Exercise goal: Copy the listing word for word, from its first line through the line containing "card-ppro-rt[interactable]: 实时控制软件 PPro-RT", with both ends included.

Region annotation records:
***
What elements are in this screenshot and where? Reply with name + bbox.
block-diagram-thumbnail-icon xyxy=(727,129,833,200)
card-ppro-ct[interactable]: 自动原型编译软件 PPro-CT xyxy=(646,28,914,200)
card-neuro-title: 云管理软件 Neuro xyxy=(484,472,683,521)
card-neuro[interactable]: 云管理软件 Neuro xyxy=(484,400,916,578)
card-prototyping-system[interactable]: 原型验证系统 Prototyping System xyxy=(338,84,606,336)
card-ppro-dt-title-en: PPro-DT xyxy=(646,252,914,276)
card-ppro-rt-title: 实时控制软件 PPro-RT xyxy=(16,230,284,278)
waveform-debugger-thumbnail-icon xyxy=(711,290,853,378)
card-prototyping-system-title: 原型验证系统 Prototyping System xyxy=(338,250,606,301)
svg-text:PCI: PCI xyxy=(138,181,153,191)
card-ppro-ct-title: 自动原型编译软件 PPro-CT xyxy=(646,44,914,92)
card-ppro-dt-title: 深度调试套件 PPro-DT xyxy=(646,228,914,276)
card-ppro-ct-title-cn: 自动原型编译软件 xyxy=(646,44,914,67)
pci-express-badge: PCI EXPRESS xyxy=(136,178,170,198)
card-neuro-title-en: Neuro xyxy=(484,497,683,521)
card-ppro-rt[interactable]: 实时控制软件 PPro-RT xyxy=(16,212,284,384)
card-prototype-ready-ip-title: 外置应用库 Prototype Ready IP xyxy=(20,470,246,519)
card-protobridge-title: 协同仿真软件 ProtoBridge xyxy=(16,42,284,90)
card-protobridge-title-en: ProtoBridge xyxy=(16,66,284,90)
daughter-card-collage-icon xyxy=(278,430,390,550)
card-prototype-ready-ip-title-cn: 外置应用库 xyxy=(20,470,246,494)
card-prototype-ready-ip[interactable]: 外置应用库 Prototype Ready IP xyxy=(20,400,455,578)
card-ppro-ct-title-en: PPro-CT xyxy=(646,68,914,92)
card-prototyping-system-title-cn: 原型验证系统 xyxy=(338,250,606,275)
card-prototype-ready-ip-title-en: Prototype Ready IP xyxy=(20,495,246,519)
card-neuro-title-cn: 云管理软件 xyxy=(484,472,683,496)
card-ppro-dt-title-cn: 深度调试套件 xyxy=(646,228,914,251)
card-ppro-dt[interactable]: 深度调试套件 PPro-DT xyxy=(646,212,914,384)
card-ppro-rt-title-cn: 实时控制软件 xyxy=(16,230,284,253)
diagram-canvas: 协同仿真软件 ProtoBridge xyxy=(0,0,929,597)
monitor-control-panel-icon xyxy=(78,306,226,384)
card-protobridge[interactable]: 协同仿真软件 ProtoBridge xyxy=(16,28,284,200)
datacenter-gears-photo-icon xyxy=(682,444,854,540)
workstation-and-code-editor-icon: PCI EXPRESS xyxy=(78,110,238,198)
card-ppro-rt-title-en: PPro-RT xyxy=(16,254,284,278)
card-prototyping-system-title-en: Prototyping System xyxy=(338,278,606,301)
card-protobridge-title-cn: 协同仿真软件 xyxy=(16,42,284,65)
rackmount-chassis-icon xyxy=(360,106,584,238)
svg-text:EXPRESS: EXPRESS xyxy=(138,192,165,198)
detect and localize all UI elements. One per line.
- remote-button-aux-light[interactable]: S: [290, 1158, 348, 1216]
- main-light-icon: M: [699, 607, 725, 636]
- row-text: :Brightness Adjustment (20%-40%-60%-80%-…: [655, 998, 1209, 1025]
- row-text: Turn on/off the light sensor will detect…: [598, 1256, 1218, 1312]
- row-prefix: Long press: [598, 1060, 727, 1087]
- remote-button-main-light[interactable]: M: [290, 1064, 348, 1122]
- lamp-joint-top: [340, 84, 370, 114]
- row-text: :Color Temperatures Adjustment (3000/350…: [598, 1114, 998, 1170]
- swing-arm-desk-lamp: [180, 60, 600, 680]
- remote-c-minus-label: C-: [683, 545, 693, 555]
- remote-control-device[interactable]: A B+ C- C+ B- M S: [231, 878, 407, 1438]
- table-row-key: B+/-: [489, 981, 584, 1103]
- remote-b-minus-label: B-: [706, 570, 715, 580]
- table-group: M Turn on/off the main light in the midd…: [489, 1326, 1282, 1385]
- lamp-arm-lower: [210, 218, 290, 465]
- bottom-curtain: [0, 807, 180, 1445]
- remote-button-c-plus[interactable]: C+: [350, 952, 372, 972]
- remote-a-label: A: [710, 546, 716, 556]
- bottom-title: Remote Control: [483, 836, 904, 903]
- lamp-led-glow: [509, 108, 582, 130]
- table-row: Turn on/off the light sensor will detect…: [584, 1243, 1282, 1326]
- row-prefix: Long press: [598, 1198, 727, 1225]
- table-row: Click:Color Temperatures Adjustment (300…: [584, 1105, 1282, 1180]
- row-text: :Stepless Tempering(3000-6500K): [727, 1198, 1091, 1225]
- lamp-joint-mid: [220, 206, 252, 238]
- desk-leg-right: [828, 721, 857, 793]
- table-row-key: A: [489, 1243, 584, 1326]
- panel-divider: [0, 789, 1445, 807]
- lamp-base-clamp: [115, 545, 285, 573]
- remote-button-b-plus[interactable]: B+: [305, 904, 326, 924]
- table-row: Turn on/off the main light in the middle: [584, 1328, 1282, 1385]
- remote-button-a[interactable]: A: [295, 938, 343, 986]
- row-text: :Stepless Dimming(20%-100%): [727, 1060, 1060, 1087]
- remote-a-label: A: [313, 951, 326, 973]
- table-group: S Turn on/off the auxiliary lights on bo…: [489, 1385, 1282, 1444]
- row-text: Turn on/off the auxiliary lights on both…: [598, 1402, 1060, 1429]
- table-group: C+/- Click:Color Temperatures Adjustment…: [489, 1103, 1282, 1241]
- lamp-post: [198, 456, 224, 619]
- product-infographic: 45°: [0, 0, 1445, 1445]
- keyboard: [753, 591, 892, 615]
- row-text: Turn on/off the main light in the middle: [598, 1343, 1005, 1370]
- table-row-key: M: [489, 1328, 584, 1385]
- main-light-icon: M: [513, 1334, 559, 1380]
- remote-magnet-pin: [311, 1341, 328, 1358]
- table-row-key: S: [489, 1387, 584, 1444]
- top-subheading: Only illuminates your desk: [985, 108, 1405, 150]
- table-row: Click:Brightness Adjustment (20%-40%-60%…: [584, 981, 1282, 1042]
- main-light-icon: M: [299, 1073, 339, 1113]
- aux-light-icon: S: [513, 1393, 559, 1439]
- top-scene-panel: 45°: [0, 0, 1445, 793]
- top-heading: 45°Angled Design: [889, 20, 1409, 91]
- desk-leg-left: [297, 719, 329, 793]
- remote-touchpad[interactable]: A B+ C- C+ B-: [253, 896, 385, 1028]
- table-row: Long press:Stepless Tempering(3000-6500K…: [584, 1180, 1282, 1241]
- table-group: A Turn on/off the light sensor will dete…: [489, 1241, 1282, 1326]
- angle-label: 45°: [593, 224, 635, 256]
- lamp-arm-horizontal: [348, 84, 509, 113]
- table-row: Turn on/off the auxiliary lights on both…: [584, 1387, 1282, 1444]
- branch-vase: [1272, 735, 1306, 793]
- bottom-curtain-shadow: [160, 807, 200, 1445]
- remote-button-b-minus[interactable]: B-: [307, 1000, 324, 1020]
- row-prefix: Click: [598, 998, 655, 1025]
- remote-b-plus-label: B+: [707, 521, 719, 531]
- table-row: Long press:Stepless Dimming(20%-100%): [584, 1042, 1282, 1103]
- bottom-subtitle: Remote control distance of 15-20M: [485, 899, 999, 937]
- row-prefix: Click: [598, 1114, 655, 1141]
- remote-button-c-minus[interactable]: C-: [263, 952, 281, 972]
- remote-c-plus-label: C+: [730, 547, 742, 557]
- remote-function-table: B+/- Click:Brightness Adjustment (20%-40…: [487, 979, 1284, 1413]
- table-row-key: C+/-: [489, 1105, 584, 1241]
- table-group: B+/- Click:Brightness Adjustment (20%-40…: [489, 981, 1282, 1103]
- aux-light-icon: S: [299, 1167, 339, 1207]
***
Exercise result:
What elements are in this screenshot and where? Reply with name + bbox.
block-diagram-thumbnail-icon xyxy=(727,129,833,200)
card-ppro-ct[interactable]: 自动原型编译软件 PPro-CT xyxy=(646,28,914,200)
card-neuro-title: 云管理软件 Neuro xyxy=(484,472,683,521)
card-neuro[interactable]: 云管理软件 Neuro xyxy=(484,400,916,578)
card-prototyping-system[interactable]: 原型验证系统 Prototyping System xyxy=(338,84,606,336)
card-ppro-dt-title-en: PPro-DT xyxy=(646,252,914,276)
card-ppro-rt-title: 实时控制软件 PPro-RT xyxy=(16,230,284,278)
waveform-debugger-thumbnail-icon xyxy=(711,290,853,378)
card-prototyping-system-title: 原型验证系统 Prototyping System xyxy=(338,250,606,301)
svg-text:PCI: PCI xyxy=(138,181,153,191)
card-ppro-ct-title: 自动原型编译软件 PPro-CT xyxy=(646,44,914,92)
card-ppro-dt-title: 深度调试套件 PPro-DT xyxy=(646,228,914,276)
card-ppro-ct-title-cn: 自动原型编译软件 xyxy=(646,44,914,67)
pci-express-badge: PCI EXPRESS xyxy=(136,178,170,198)
card-neuro-title-en: Neuro xyxy=(484,497,683,521)
card-ppro-rt[interactable]: 实时控制软件 PPro-RT xyxy=(16,212,284,384)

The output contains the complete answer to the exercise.